MATERIALS PROVIDED ->

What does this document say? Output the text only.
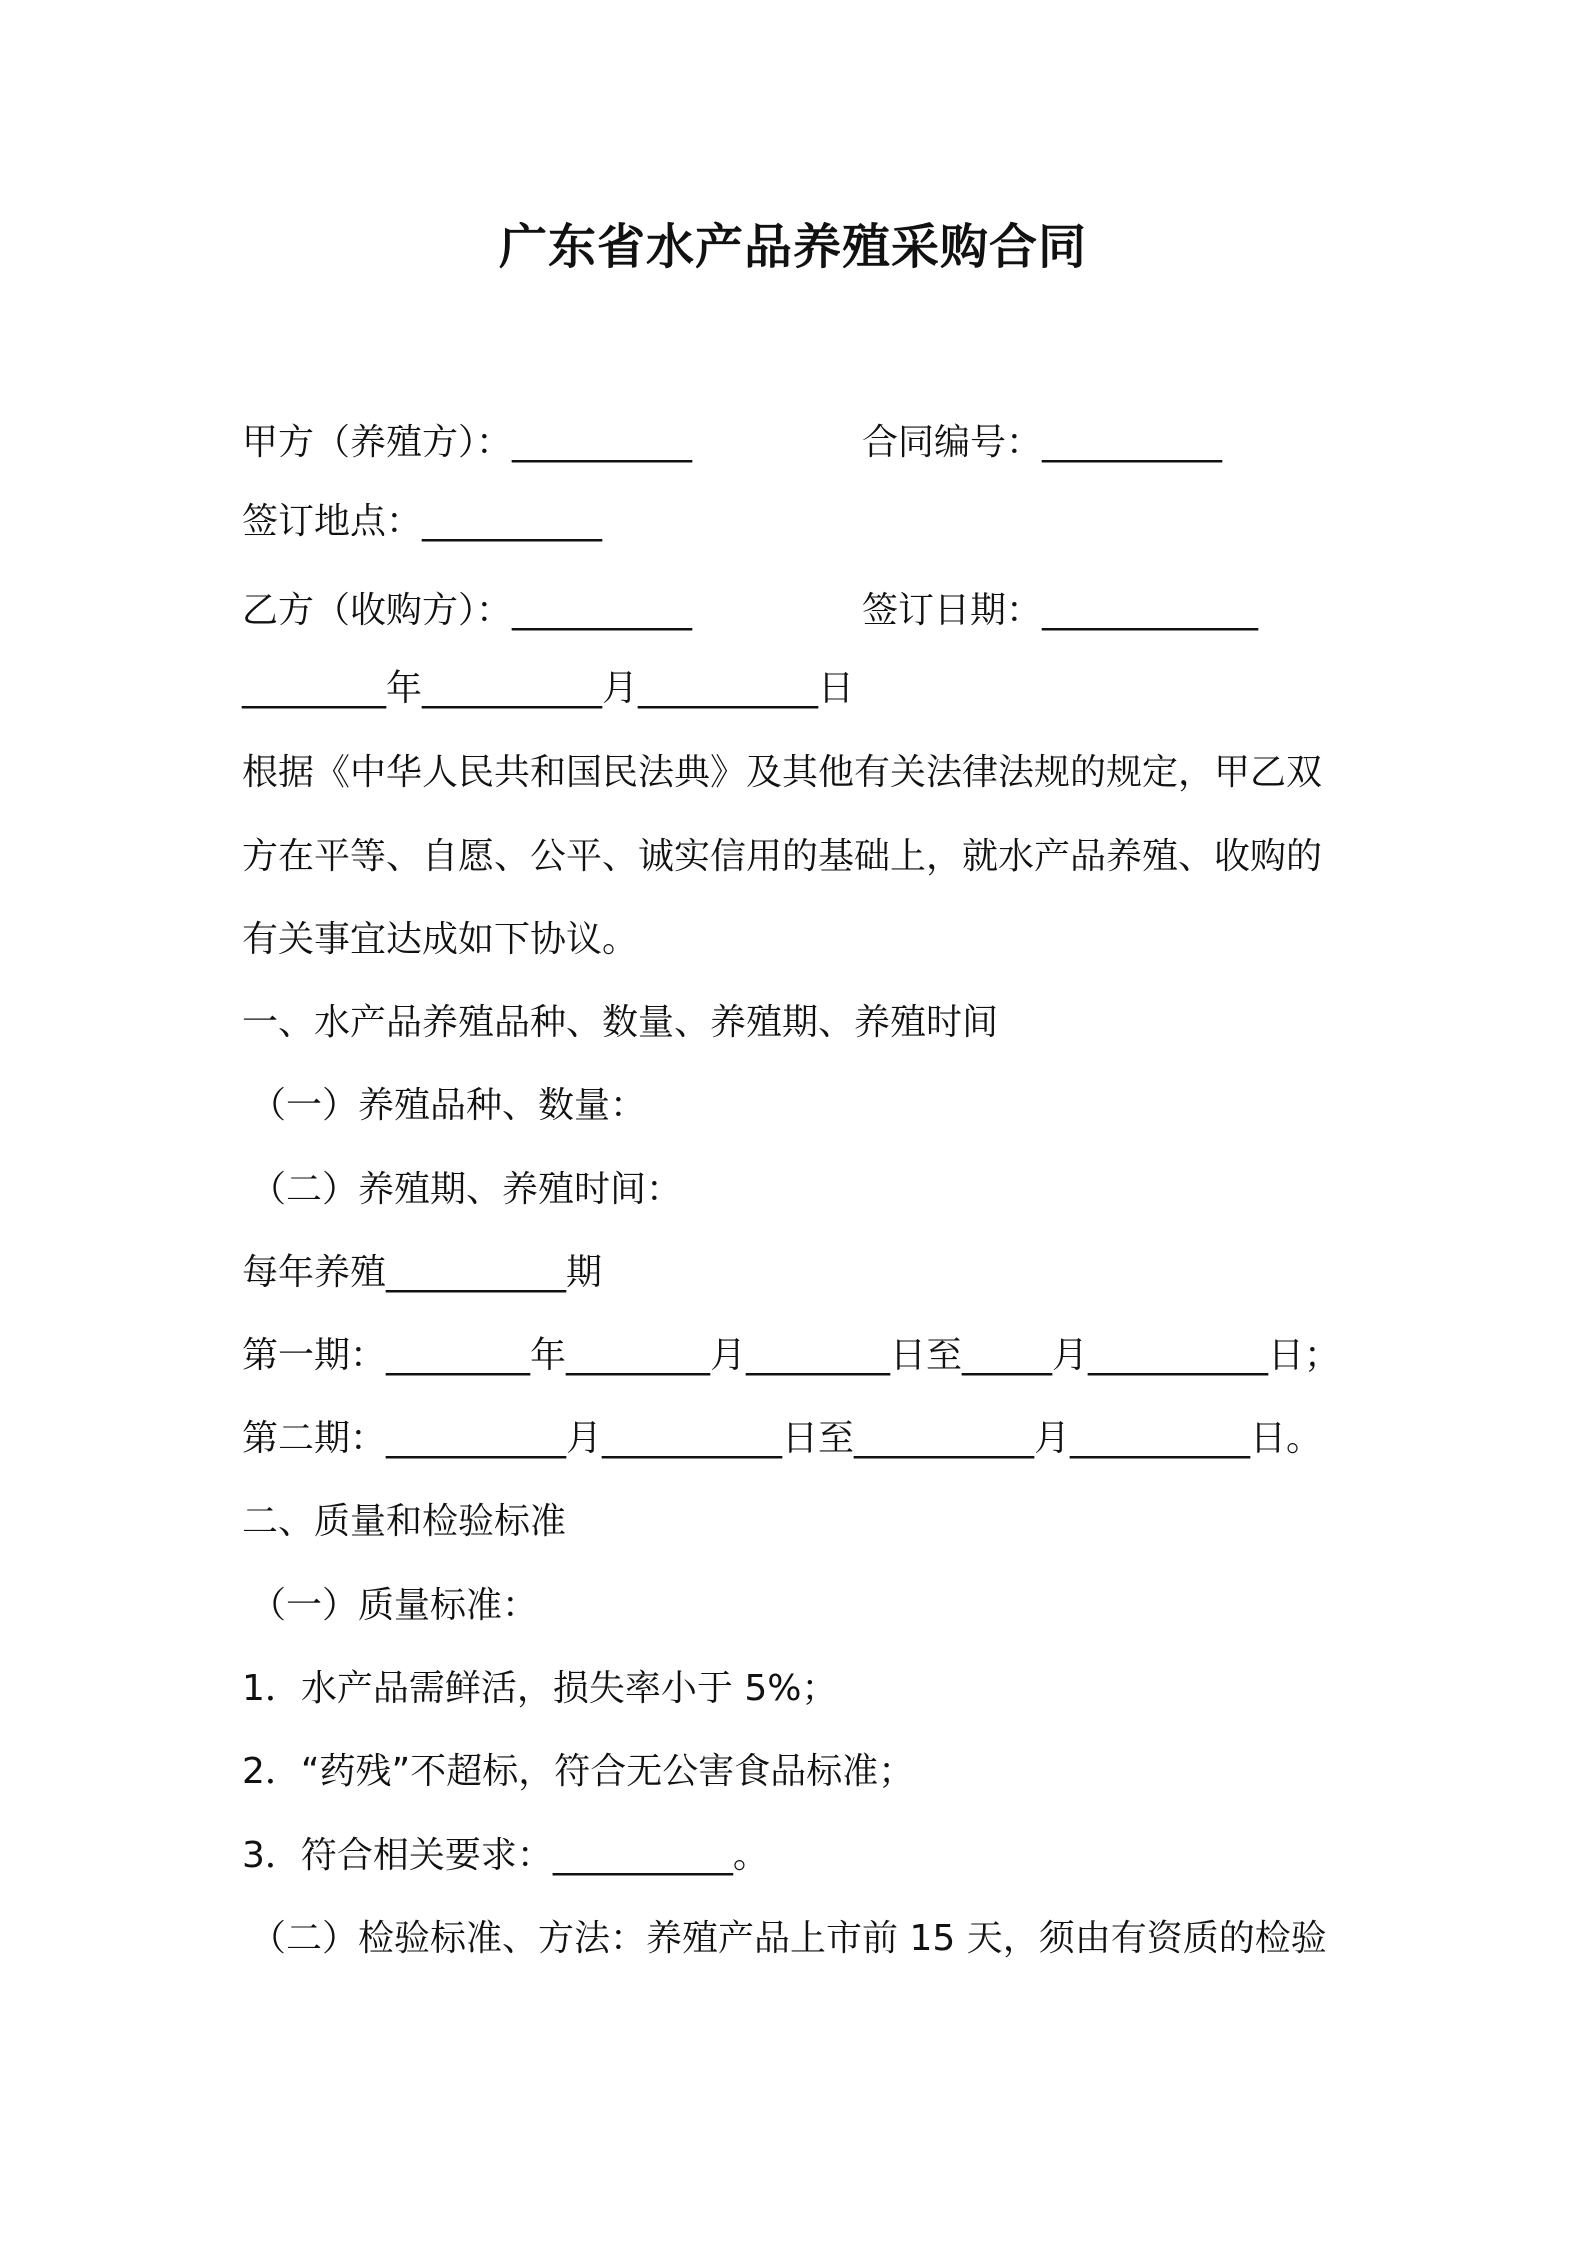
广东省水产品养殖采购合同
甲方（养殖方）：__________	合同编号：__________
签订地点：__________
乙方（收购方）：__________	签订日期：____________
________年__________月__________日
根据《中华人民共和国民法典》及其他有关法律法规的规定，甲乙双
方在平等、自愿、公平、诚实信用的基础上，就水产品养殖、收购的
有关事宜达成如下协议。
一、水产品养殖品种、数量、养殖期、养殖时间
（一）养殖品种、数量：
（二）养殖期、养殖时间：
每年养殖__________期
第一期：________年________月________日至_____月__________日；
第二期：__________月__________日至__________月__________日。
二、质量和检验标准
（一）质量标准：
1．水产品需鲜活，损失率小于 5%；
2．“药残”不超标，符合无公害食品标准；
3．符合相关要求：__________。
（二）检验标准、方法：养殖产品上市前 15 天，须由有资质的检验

SET TASK -> Repeat the records in full, exactly as they appear, without the pictures.

WRITTEN ANSWER ->
What does this document say? Output the text only.
广东省水产品养殖采购合同
甲方（养殖方）：__________	合同编号：__________
签订地点：__________
乙方（收购方）：__________	签订日期：____________
________年__________月__________日
根据《中华人民共和国民法典》及其他有关法律法规的规定，甲乙双
方在平等、自愿、公平、诚实信用的基础上，就水产品养殖、收购的
有关事宜达成如下协议。
一、水产品养殖品种、数量、养殖期、养殖时间
（一）养殖品种、数量：
（二）养殖期、养殖时间：
每年养殖__________期
第一期：________年________月________日至_____月__________日；
第二期：__________月__________日至__________月__________日。
二、质量和检验标准
（一）质量标准：
1．水产品需鲜活，损失率小于 5%；
2．“药残”不超标，符合无公害食品标准；
3．符合相关要求：__________。
（二）检验标准、方法：养殖产品上市前 15 天，须由有资质的检验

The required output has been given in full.